┏━━

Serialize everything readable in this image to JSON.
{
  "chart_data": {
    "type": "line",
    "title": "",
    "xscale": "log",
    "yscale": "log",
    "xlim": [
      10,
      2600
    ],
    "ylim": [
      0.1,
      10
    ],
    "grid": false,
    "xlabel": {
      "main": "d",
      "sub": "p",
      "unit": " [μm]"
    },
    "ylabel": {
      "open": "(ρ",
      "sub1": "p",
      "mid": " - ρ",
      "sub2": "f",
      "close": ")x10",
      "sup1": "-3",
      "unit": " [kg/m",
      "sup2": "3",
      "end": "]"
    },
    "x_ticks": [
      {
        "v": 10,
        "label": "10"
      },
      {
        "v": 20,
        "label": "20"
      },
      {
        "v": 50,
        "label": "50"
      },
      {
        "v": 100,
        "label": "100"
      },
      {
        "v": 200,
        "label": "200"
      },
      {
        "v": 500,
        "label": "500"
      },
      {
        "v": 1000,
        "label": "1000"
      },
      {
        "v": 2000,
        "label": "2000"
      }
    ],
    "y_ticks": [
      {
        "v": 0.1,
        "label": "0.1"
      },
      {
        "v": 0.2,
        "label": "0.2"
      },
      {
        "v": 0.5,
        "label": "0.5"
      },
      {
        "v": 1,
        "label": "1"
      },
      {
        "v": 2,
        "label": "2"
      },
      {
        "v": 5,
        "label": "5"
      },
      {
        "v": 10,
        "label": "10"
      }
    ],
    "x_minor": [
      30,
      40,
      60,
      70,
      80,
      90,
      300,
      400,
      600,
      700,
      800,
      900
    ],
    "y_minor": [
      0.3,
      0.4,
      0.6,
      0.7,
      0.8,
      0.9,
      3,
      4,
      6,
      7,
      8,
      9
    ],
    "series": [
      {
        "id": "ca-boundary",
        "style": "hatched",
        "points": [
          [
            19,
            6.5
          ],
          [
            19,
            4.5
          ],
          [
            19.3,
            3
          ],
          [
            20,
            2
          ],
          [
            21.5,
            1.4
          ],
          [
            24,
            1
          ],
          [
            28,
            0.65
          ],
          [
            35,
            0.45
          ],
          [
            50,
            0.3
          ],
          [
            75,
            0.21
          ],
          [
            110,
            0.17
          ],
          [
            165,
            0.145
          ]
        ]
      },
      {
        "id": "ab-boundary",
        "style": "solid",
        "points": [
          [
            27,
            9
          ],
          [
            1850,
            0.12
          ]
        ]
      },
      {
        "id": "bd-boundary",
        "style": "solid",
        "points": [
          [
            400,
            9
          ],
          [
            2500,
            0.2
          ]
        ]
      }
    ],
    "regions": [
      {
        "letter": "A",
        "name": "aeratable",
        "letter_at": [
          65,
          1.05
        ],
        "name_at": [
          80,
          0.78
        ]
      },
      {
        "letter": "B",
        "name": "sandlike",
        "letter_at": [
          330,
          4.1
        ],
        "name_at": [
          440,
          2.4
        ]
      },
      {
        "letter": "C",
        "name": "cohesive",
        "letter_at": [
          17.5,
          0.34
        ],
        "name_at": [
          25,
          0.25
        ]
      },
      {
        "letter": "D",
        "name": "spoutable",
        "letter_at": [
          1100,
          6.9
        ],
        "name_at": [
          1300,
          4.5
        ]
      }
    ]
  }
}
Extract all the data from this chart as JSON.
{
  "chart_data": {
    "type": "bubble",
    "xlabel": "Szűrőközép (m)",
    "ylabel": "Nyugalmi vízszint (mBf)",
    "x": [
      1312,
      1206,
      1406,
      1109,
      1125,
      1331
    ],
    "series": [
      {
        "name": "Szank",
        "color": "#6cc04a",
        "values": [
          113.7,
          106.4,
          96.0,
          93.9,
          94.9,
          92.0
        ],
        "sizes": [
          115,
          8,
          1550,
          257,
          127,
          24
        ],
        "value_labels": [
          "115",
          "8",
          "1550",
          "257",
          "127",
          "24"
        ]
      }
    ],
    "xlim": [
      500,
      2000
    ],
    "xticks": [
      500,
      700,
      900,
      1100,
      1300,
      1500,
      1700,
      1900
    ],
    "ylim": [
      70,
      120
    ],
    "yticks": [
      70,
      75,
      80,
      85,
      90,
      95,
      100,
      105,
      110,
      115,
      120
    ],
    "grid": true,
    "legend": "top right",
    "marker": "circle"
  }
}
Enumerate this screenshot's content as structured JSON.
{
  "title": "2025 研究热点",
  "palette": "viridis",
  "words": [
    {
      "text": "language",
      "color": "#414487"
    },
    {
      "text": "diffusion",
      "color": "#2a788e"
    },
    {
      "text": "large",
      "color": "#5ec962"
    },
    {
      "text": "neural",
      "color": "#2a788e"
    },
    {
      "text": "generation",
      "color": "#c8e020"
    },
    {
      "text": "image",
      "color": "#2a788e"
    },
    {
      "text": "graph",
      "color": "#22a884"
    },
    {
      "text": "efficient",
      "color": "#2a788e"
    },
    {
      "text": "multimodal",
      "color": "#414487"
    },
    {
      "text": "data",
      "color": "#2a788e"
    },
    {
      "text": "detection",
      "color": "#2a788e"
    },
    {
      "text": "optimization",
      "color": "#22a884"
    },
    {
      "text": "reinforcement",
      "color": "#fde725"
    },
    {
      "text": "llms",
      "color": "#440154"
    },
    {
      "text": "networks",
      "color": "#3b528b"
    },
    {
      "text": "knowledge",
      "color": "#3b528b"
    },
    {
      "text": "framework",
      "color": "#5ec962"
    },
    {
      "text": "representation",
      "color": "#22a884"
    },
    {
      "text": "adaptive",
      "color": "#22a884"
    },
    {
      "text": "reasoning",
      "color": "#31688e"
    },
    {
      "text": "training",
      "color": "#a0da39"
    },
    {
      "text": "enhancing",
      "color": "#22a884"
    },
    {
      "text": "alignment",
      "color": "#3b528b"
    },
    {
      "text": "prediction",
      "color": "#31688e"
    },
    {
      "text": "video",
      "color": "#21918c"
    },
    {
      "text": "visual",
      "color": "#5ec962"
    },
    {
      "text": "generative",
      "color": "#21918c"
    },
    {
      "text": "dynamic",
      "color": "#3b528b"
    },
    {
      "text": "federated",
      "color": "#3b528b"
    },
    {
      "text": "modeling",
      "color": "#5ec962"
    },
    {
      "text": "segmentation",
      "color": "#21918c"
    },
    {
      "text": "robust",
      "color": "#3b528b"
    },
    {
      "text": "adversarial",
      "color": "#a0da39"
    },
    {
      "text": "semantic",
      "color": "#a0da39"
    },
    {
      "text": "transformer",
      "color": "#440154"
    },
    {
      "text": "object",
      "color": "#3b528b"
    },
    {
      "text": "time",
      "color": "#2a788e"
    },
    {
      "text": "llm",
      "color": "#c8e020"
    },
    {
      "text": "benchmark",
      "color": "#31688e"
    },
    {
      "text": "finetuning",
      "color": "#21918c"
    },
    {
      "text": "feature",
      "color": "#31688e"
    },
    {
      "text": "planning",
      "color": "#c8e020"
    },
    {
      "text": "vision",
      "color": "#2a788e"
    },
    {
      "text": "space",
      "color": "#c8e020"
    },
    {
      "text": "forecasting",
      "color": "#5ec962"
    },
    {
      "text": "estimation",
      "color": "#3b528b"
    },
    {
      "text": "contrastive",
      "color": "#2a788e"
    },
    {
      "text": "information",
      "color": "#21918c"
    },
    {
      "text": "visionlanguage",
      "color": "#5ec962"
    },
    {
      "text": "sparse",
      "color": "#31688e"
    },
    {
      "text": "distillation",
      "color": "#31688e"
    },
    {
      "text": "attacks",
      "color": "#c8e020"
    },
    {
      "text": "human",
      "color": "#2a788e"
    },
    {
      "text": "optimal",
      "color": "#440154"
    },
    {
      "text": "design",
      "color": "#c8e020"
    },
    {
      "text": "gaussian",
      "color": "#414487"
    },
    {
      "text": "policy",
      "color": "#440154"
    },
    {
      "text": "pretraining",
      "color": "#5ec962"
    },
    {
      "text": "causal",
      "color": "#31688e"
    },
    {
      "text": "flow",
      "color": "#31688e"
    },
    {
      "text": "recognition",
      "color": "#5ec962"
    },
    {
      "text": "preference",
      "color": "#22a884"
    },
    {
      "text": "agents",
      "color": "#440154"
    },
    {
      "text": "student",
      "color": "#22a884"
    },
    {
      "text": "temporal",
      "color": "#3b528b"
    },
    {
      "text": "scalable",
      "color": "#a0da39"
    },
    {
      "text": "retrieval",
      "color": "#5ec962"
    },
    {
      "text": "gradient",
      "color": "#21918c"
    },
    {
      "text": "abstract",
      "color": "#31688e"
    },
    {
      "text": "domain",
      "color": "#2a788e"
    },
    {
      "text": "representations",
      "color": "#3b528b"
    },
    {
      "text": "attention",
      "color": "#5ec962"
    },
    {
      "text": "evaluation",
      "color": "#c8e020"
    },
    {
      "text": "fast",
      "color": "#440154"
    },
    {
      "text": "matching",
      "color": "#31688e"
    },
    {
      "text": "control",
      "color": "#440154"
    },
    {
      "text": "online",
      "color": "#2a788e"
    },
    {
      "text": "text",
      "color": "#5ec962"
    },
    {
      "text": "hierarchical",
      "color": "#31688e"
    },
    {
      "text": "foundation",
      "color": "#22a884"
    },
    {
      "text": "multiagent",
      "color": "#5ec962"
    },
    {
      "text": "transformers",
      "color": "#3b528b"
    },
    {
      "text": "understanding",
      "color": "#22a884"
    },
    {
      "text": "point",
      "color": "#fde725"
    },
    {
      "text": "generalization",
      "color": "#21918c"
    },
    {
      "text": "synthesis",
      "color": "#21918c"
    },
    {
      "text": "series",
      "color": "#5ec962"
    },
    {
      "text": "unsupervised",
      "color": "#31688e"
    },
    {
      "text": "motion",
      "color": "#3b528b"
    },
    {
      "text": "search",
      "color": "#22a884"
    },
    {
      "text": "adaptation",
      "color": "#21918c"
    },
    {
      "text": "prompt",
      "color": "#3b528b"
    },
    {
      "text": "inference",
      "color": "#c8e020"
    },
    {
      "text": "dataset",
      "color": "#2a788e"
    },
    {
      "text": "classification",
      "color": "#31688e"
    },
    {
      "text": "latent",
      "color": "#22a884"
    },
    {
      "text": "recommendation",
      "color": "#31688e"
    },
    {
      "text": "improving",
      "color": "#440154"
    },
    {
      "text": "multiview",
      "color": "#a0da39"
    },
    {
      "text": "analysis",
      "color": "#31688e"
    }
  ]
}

┗━━

» **EXERCISE**
Your task is to pick out every line with the string "image" and copy it.

» **FINISHED ANSWER**
Serialize everything readable in this image to JSON.
      "text": "image",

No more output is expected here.